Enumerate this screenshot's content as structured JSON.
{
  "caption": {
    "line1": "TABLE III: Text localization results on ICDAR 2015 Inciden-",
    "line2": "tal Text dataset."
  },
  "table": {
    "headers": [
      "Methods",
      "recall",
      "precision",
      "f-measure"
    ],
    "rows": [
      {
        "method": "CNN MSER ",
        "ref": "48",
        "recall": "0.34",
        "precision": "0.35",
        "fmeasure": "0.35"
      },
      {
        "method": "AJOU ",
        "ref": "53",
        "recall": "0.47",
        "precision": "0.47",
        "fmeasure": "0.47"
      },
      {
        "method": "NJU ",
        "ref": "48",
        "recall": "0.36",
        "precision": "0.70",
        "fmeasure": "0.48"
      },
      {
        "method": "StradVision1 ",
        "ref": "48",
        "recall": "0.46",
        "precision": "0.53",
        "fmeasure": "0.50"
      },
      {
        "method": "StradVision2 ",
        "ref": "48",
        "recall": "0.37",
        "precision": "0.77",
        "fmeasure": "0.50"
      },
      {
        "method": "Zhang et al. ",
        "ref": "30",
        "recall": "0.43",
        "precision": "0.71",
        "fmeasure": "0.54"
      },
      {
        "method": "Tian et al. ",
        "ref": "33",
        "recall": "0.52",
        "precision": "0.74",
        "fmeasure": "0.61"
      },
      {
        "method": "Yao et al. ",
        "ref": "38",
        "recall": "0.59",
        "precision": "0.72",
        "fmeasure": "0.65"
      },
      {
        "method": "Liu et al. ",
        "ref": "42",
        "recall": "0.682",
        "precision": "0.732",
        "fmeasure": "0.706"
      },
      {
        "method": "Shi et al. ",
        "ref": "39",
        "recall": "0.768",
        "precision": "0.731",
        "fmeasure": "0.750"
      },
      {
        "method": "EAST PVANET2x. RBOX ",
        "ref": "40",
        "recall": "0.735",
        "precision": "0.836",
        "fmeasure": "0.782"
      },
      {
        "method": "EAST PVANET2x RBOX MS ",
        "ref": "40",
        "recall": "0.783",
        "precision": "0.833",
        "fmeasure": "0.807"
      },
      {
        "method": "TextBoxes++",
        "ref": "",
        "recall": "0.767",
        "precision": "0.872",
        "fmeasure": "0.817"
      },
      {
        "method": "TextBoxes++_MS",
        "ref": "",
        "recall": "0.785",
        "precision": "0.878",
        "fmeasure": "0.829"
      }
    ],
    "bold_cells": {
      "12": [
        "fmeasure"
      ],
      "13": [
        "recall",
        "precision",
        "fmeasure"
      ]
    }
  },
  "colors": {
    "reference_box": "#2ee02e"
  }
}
------------------------------
▶ **DESCRIPTION OF THE TASK**: Find the lines holding "RBOX" and list every one.

▶ **SOLUTION TO THIS EXERCISE**:
        "method": "EAST PVANET2x. RBOX ",
        "method": "EAST PVANET2x RBOX MS ",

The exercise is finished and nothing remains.